» Job
In the material below, find each line holding the string "أصحاب" and copy it.

— Begin Given data —

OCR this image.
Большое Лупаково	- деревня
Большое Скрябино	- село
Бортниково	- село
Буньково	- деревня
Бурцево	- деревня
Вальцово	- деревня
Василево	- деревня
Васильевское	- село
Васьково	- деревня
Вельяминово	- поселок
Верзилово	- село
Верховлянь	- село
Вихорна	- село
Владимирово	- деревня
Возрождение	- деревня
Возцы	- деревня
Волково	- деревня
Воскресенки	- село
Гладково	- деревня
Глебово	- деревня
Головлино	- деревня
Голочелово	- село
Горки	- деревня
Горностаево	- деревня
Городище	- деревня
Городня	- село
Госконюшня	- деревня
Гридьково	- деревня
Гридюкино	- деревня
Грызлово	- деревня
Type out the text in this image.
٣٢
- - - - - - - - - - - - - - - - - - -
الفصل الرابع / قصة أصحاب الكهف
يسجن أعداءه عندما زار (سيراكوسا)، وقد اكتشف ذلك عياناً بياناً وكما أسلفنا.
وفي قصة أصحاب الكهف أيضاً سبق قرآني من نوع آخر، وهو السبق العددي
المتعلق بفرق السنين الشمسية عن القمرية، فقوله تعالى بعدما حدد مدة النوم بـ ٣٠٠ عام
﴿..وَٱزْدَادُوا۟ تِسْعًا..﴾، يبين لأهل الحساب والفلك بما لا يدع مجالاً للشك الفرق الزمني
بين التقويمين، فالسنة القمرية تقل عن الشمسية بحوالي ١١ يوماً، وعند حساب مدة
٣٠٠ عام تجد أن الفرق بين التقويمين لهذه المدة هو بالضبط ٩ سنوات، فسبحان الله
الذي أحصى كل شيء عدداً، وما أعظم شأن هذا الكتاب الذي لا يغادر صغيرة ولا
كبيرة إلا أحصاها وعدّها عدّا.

— End Given data —

» Solution for this exercise
الفصل الرابع / قصة أصحاب الكهف
وفي قصة أصحاب الكهف أيضاً سبق قرآني من نوع آخر، وهو السبق العددي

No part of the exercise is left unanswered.